WORK REQUIRED: Read the lines that follow and tally those with the word "name"; give the number and nothing else.

ROWS:
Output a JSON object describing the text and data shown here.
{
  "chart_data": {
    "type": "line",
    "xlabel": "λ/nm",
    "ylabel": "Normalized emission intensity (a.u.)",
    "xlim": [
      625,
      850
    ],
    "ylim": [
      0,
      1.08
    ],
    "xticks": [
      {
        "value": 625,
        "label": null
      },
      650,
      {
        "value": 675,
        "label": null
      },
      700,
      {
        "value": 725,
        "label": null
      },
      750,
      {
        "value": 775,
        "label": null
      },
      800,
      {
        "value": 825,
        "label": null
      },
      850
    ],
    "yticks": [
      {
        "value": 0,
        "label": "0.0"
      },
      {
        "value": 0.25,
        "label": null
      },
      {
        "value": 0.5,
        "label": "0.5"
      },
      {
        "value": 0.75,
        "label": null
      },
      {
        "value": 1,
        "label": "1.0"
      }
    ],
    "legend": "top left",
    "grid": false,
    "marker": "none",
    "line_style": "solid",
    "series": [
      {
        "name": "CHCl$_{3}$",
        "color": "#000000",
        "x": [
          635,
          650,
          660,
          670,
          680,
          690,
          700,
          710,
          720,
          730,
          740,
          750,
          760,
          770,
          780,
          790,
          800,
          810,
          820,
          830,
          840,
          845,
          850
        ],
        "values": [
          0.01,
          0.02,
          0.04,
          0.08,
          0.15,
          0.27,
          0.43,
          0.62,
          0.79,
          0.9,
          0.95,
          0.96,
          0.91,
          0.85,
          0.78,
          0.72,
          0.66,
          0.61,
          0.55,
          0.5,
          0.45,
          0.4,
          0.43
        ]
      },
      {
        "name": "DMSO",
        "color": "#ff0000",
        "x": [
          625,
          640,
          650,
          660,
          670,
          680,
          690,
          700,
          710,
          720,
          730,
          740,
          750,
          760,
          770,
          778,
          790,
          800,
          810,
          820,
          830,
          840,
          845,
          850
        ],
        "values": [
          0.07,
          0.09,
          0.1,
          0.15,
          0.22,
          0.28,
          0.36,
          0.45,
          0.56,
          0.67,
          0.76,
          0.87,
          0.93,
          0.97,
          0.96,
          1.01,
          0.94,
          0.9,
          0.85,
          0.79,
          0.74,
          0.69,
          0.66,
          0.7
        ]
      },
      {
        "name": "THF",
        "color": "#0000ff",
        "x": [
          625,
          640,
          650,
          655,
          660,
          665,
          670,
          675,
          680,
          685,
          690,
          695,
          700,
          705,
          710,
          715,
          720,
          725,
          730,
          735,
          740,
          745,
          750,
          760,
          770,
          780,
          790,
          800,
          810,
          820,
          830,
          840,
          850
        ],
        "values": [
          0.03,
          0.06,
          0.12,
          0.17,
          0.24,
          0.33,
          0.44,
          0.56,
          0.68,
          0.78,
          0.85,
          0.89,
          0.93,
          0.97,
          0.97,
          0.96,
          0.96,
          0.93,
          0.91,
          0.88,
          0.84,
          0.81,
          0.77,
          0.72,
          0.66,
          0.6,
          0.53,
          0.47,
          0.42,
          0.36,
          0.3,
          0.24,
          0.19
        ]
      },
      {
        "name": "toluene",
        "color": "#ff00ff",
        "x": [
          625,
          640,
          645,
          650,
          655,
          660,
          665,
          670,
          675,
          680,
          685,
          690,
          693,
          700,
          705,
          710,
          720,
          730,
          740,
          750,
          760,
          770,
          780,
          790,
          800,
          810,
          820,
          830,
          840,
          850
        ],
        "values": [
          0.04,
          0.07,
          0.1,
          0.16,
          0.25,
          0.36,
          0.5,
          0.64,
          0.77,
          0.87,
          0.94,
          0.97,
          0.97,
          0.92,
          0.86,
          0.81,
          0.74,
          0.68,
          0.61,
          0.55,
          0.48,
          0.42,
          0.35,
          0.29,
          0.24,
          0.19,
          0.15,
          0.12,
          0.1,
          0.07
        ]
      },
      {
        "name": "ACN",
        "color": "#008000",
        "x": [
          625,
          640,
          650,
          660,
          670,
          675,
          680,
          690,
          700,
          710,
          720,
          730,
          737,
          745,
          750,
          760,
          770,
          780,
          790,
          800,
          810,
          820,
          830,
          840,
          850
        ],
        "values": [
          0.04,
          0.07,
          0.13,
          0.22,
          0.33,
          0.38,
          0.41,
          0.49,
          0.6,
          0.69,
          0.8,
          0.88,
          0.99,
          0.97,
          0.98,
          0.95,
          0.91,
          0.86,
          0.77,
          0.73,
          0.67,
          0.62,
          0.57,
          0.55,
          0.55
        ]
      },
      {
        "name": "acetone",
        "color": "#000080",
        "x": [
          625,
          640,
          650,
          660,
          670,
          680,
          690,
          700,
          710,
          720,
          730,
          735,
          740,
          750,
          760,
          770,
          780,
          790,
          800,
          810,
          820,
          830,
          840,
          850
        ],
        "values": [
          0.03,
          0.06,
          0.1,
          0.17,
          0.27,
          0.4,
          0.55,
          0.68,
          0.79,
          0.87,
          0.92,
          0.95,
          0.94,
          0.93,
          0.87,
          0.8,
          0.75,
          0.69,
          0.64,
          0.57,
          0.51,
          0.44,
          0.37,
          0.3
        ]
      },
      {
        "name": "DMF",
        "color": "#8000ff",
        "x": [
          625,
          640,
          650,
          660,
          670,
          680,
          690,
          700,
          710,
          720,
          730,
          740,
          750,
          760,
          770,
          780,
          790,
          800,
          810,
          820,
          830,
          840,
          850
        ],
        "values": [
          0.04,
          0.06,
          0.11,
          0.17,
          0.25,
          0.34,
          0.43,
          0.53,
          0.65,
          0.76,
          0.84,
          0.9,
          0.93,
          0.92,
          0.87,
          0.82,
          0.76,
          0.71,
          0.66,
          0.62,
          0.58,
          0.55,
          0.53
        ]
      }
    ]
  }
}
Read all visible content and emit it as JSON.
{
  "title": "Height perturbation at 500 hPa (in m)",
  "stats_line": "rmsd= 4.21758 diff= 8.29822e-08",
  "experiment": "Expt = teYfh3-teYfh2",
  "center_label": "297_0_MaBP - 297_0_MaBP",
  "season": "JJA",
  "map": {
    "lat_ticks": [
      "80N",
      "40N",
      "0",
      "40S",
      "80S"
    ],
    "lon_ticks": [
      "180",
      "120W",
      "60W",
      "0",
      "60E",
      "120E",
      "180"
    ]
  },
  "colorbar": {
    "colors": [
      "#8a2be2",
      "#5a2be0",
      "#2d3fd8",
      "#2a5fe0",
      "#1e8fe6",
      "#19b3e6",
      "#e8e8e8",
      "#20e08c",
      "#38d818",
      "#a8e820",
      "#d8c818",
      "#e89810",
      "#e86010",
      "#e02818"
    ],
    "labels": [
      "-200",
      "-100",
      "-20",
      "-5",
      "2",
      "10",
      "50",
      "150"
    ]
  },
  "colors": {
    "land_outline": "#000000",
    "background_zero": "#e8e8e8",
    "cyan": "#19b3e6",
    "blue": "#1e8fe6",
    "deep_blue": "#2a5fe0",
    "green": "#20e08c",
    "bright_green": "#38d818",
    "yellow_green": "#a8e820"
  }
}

FULL SOLUTION: 7